SUPPLIED DATA:
□ □ □ □ □ □ □

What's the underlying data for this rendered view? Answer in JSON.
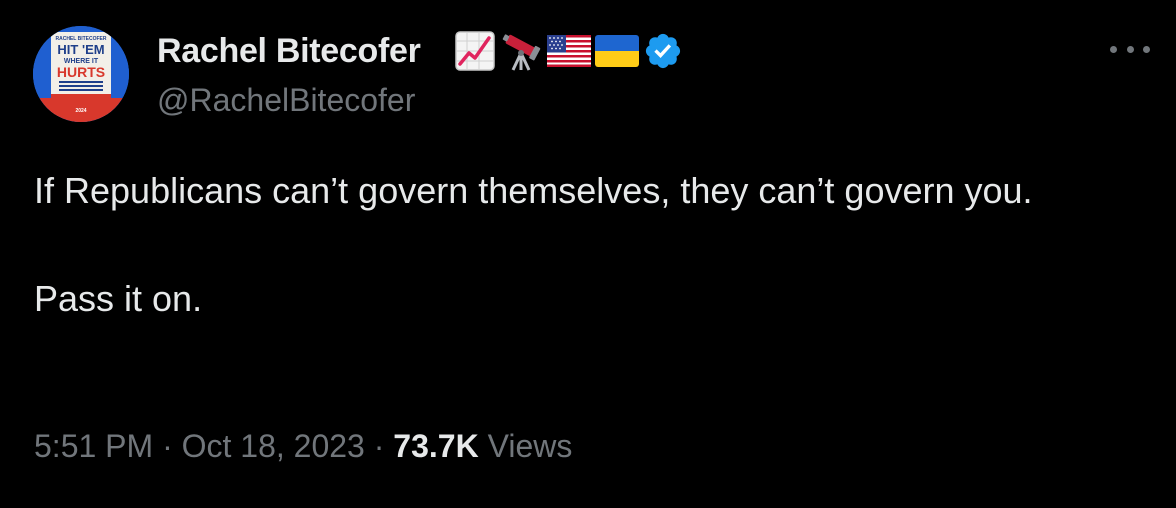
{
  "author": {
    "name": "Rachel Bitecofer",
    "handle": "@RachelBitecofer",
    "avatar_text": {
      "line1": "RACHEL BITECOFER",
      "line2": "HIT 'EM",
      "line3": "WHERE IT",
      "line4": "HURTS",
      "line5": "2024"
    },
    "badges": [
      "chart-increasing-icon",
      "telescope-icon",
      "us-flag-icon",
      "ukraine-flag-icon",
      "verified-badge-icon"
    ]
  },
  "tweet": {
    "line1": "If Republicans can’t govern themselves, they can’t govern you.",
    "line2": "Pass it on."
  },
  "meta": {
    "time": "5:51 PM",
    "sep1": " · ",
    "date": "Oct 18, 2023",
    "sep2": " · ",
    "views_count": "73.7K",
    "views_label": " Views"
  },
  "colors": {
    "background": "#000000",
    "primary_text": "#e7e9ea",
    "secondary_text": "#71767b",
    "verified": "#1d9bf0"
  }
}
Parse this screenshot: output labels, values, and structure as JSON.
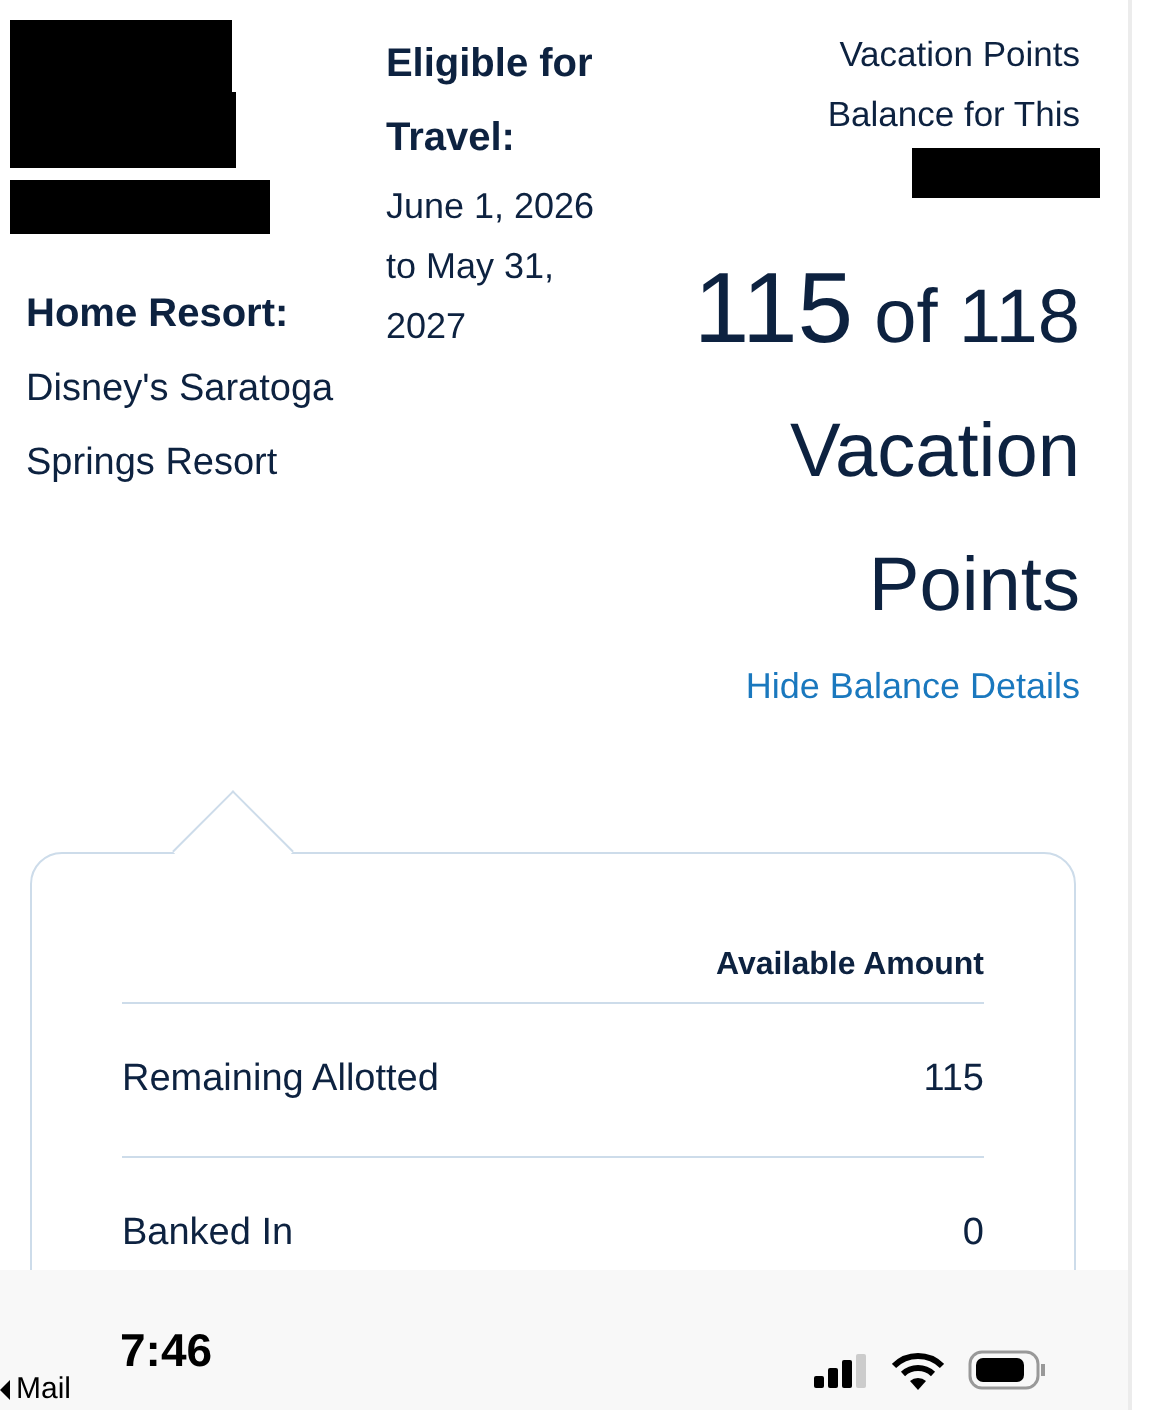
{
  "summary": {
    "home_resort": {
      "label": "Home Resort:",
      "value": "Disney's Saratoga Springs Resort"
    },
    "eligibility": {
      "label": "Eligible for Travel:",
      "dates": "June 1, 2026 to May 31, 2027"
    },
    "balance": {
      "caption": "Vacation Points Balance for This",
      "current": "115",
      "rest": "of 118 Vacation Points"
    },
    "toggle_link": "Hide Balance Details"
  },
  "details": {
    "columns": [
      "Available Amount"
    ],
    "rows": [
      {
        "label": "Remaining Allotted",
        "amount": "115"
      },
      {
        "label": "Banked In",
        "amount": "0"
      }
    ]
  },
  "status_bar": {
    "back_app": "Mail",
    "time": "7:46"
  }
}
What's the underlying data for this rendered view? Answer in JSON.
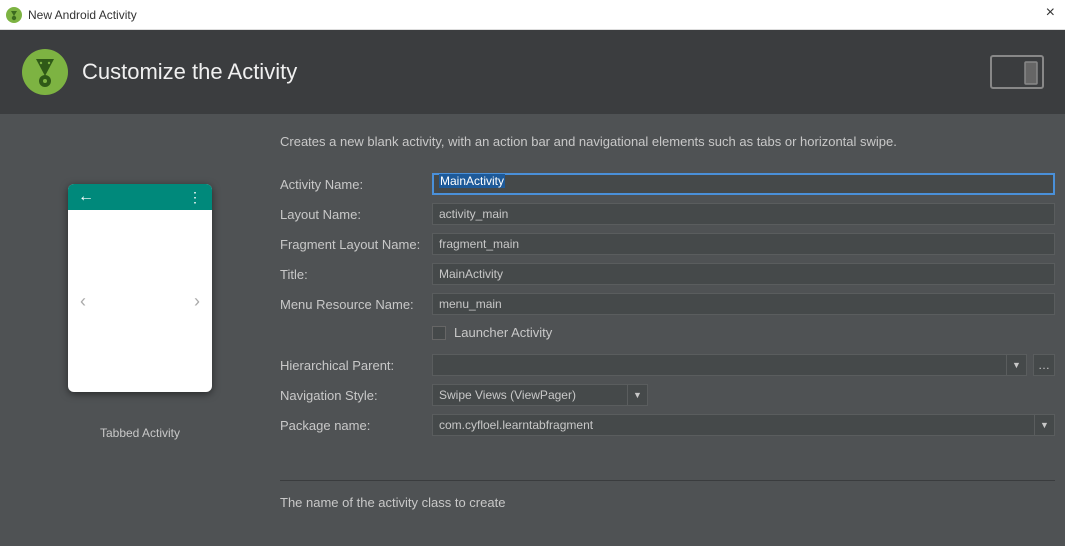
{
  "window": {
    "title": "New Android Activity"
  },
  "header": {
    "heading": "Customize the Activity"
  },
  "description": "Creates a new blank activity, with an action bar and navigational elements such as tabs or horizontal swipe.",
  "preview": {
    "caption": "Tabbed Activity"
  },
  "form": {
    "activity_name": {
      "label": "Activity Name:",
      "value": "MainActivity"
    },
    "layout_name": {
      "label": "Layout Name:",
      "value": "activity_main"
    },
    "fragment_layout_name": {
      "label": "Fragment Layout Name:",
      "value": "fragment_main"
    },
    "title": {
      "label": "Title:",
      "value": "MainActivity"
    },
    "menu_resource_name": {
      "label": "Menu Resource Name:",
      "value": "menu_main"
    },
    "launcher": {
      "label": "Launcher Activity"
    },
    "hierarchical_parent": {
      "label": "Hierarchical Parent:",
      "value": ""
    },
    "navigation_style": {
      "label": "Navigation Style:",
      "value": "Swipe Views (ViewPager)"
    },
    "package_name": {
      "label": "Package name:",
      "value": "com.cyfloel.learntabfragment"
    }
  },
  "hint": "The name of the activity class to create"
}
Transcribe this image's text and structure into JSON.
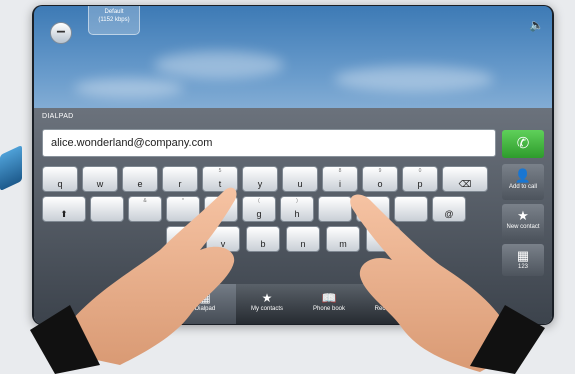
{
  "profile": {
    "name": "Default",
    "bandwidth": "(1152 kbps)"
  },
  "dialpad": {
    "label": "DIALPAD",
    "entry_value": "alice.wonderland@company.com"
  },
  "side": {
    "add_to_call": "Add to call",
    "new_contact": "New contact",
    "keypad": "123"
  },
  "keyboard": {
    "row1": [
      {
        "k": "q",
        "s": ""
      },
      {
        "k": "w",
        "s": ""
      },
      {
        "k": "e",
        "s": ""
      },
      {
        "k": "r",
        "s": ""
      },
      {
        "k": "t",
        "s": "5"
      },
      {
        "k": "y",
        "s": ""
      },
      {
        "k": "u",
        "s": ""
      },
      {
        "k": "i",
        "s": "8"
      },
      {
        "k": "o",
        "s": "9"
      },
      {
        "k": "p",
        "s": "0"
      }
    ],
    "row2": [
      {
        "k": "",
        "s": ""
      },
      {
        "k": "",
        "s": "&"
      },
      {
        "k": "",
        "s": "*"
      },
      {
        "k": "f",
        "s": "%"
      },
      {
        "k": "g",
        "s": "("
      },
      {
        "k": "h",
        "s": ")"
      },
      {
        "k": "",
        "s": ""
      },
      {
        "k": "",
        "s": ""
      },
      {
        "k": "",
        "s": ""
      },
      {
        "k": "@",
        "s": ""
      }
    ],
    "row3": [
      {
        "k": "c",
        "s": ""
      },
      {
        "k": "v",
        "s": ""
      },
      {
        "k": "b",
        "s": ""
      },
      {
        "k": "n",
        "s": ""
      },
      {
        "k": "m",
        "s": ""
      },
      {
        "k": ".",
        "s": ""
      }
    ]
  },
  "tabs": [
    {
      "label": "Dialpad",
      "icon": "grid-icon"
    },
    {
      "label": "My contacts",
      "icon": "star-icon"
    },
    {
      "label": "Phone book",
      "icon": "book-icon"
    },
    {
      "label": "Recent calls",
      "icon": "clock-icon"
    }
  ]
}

□ □ □ □ □ □ □

WRITTEN INSTRUCTION: Give the material again exactly as it is, but keep the pictures out.

THE SOLUTION:
What's the underlying data for this rendered view? Answer in JSON.
{
  "author": {
    "name": "Rachel Bitecofer",
    "handle": "@RachelBitecofer",
    "avatar_text": {
      "line1": "RACHEL BITECOFER",
      "line2": "HIT 'EM",
      "line3": "WHERE IT",
      "line4": "HURTS",
      "line5": "2024"
    },
    "badges": [
      "chart-increasing-icon",
      "telescope-icon",
      "us-flag-icon",
      "ukraine-flag-icon",
      "verified-badge-icon"
    ]
  },
  "tweet": {
    "line1": "If Republicans can’t govern themselves, they can’t govern you.",
    "line2": "Pass it on."
  },
  "meta": {
    "time": "5:51 PM",
    "sep1": " · ",
    "date": "Oct 18, 2023",
    "sep2": " · ",
    "views_count": "73.7K",
    "views_label": " Views"
  },
  "colors": {
    "background": "#000000",
    "primary_text": "#e7e9ea",
    "secondary_text": "#71767b",
    "verified": "#1d9bf0"
  }
}
Parse this screenshot: output labels, values, and structure as JSON.
{
  "summary": {
    "home_resort": {
      "label": "Home Resort:",
      "value": "Disney's Saratoga Springs Resort"
    },
    "eligibility": {
      "label": "Eligible for Travel:",
      "dates": "June 1, 2026 to May 31, 2027"
    },
    "balance": {
      "caption": "Vacation Points Balance for This",
      "current": "115",
      "rest": "of 118 Vacation Points"
    },
    "toggle_link": "Hide Balance Details"
  },
  "details": {
    "columns": [
      "Available Amount"
    ],
    "rows": [
      {
        "label": "Remaining Allotted",
        "amount": "115"
      },
      {
        "label": "Banked In",
        "amount": "0"
      }
    ]
  },
  "status_bar": {
    "back_app": "Mail",
    "time": "7:46"
  }
}
What's the underlying data for this rendered view? Answer in JSON.
{
  "window": {
    "title": "New Android Activity"
  },
  "header": {
    "heading": "Customize the Activity"
  },
  "description": "Creates a new blank activity, with an action bar and navigational elements such as tabs or horizontal swipe.",
  "preview": {
    "caption": "Tabbed Activity"
  },
  "form": {
    "activity_name": {
      "label": "Activity Name:",
      "value": "MainActivity"
    },
    "layout_name": {
      "label": "Layout Name:",
      "value": "activity_main"
    },
    "fragment_layout_name": {
      "label": "Fragment Layout Name:",
      "value": "fragment_main"
    },
    "title": {
      "label": "Title:",
      "value": "MainActivity"
    },
    "menu_resource_name": {
      "label": "Menu Resource Name:",
      "value": "menu_main"
    },
    "launcher": {
      "label": "Launcher Activity"
    },
    "hierarchical_parent": {
      "label": "Hierarchical Parent:",
      "value": ""
    },
    "navigation_style": {
      "label": "Navigation Style:",
      "value": "Swipe Views (ViewPager)"
    },
    "package_name": {
      "label": "Package name:",
      "value": "com.cyfloel.learntabfragment"
    }
  },
  "hint": "The name of the activity class to create"
}
Transcribe this image's text and structure into JSON.
{
  "profile": {
    "name": "Default",
    "bandwidth": "(1152 kbps)"
  },
  "dialpad": {
    "label": "DIALPAD",
    "entry_value": "alice.wonderland@company.com"
  },
  "side": {
    "add_to_call": "Add to call",
    "new_contact": "New contact",
    "keypad": "123"
  },
  "keyboard": {
    "row1": [
      {
        "k": "q",
        "s": ""
      },
      {
        "k": "w",
        "s": ""
      },
      {
        "k": "e",
        "s": ""
      },
      {
        "k": "r",
        "s": ""
      },
      {
        "k": "t",
        "s": "5"
      },
      {
        "k": "y",
        "s": ""
      },
      {
        "k": "u",
        "s": ""
      },
      {
        "k": "i",
        "s": "8"
      },
      {
        "k": "o",
        "s": "9"
      },
      {
        "k": "p",
        "s": "0"
      }
    ],
    "row2": [
      {
        "k": "",
        "s": ""
      },
      {
        "k": "",
        "s": "&"
      },
      {
        "k": "",
        "s": "*"
      },
      {
        "k": "f",
        "s": "%"
      },
      {
        "k": "g",
        "s": "("
      },
      {
        "k": "h",
        "s": ")"
      },
      {
        "k": "",
        "s": ""
      },
      {
        "k": "",
        "s": ""
      },
      {
        "k": "",
        "s": ""
      },
      {
        "k": "@",
        "s": ""
      }
    ],
    "row3": [
      {
        "k": "c",
        "s": ""
      },
      {
        "k": "v",
        "s": ""
      },
      {
        "k": "b",
        "s": ""
      },
      {
        "k": "n",
        "s": ""
      },
      {
        "k": "m",
        "s": ""
      },
      {
        "k": ".",
        "s": ""
      }
    ]
  },
  "tabs": [
    {
      "label": "Dialpad",
      "icon": "grid-icon"
    },
    {
      "label": "My contacts",
      "icon": "star-icon"
    },
    {
      "label": "Phone book",
      "icon": "book-icon"
    },
    {
      "label": "Recent calls",
      "icon": "clock-icon"
    }
  ]
}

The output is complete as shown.